# Work instructions
Where does the string "December" appear? Copy every line of the entries below that holds it.

* * * * *

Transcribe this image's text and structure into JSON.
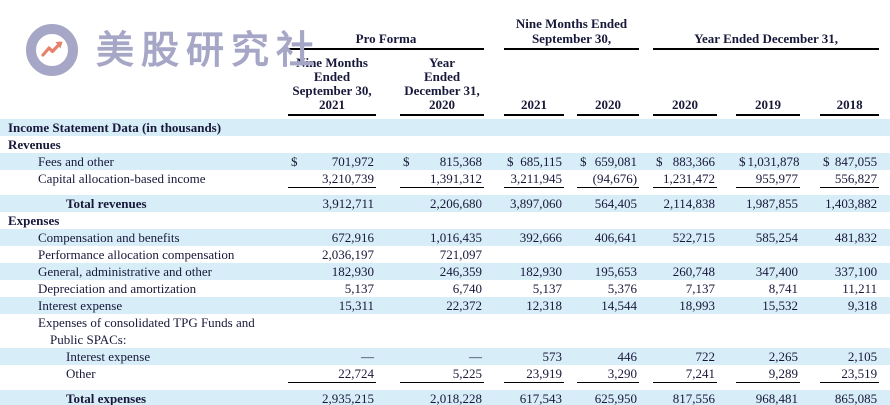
{
  "brand": {
    "name": "美股研究社",
    "icon": "trend-arrow-icon"
  },
  "colors": {
    "stripe": "#d7edf8",
    "text": "#18183a",
    "brand": "#a6a6c6",
    "arrow": "#e8816b"
  },
  "header": {
    "groups": [
      {
        "title": "Pro Forma",
        "cols": [
          [
            "Nine Months",
            "Ended",
            "September 30,",
            "2021"
          ],
          [
            "Year",
            "Ended",
            "December 31,",
            "2020"
          ]
        ]
      },
      {
        "title": "Nine Months Ended September 30,",
        "cols": [
          [
            "2021"
          ],
          [
            "2020"
          ]
        ]
      },
      {
        "title": "Year Ended December 31,",
        "cols": [
          [
            "2020"
          ],
          [
            "2019"
          ],
          [
            "2018"
          ]
        ]
      }
    ]
  },
  "table": {
    "rows": [
      {
        "spacer": true,
        "h": 3
      },
      {
        "label": "Income Statement Data (in thousands)",
        "bold": true,
        "ind": 0,
        "bg": "blue",
        "values": [
          "",
          "",
          "",
          "",
          "",
          "",
          ""
        ]
      },
      {
        "label": "Revenues",
        "bold": true,
        "ind": 0,
        "bg": "white",
        "values": [
          "",
          "",
          "",
          "",
          "",
          "",
          ""
        ]
      },
      {
        "label": "Fees and other",
        "ind": 1,
        "bg": "blue",
        "dollar": true,
        "values": [
          "701,972",
          "815,368",
          "685,115",
          "659,081",
          "883,366",
          "1,031,878",
          "847,055"
        ]
      },
      {
        "label": "Capital allocation-based income",
        "ind": 1,
        "bg": "white",
        "rule": true,
        "values": [
          "3,210,739",
          "1,391,312",
          "3,211,945",
          "(94,676)",
          "1,231,472",
          "955,977",
          "556,827"
        ]
      },
      {
        "spacer": true,
        "h": 7
      },
      {
        "label": "Total revenues",
        "bold": true,
        "ind": 3,
        "bg": "blue",
        "values": [
          "3,912,711",
          "2,206,680",
          "3,897,060",
          "564,405",
          "2,114,838",
          "1,987,855",
          "1,403,882"
        ]
      },
      {
        "label": "Expenses",
        "bold": true,
        "ind": 0,
        "bg": "white",
        "values": [
          "",
          "",
          "",
          "",
          "",
          "",
          ""
        ]
      },
      {
        "label": "Compensation and benefits",
        "ind": 1,
        "bg": "blue",
        "values": [
          "672,916",
          "1,016,435",
          "392,666",
          "406,641",
          "522,715",
          "585,254",
          "481,832"
        ]
      },
      {
        "label": "Performance allocation compensation",
        "ind": 1,
        "bg": "white",
        "values": [
          "2,036,197",
          "721,097",
          "",
          "",
          "",
          "",
          ""
        ]
      },
      {
        "label": "General, administrative and other",
        "ind": 1,
        "bg": "blue",
        "values": [
          "182,930",
          "246,359",
          "182,930",
          "195,653",
          "260,748",
          "347,400",
          "337,100"
        ]
      },
      {
        "label": "Depreciation and amortization",
        "ind": 1,
        "bg": "white",
        "values": [
          "5,137",
          "6,740",
          "5,137",
          "5,376",
          "7,137",
          "8,741",
          "11,211"
        ]
      },
      {
        "label": "Interest expense",
        "ind": 1,
        "bg": "blue",
        "values": [
          "15,311",
          "22,372",
          "12,318",
          "14,544",
          "18,993",
          "15,532",
          "9,318"
        ]
      },
      {
        "label": "Expenses of consolidated TPG Funds and",
        "ind": 1,
        "bg": "white",
        "values": [
          "",
          "",
          "",
          "",
          "",
          "",
          ""
        ]
      },
      {
        "label": "Public SPACs:",
        "ind": 2,
        "bg": "white",
        "values": [
          "",
          "",
          "",
          "",
          "",
          "",
          ""
        ]
      },
      {
        "label": "Interest expense",
        "ind": 3,
        "bg": "blue",
        "values": [
          "—",
          "—",
          "573",
          "446",
          "722",
          "2,265",
          "2,105"
        ]
      },
      {
        "label": "Other",
        "ind": 3,
        "bg": "white",
        "rule": true,
        "values": [
          "22,724",
          "5,225",
          "23,919",
          "3,290",
          "7,241",
          "9,289",
          "23,519"
        ]
      },
      {
        "spacer": true,
        "h": 7
      },
      {
        "label": "Total expenses",
        "bold": true,
        "ind": 3,
        "bg": "blue",
        "values": [
          "2,935,215",
          "2,018,228",
          "617,543",
          "625,950",
          "817,556",
          "968,481",
          "865,085"
        ]
      },
      {
        "spacer": true,
        "h": 6
      }
    ]
  }
}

* * * * *

# Reply to the exercise
            "December 31,",
        "title": "Year Ended December 31,",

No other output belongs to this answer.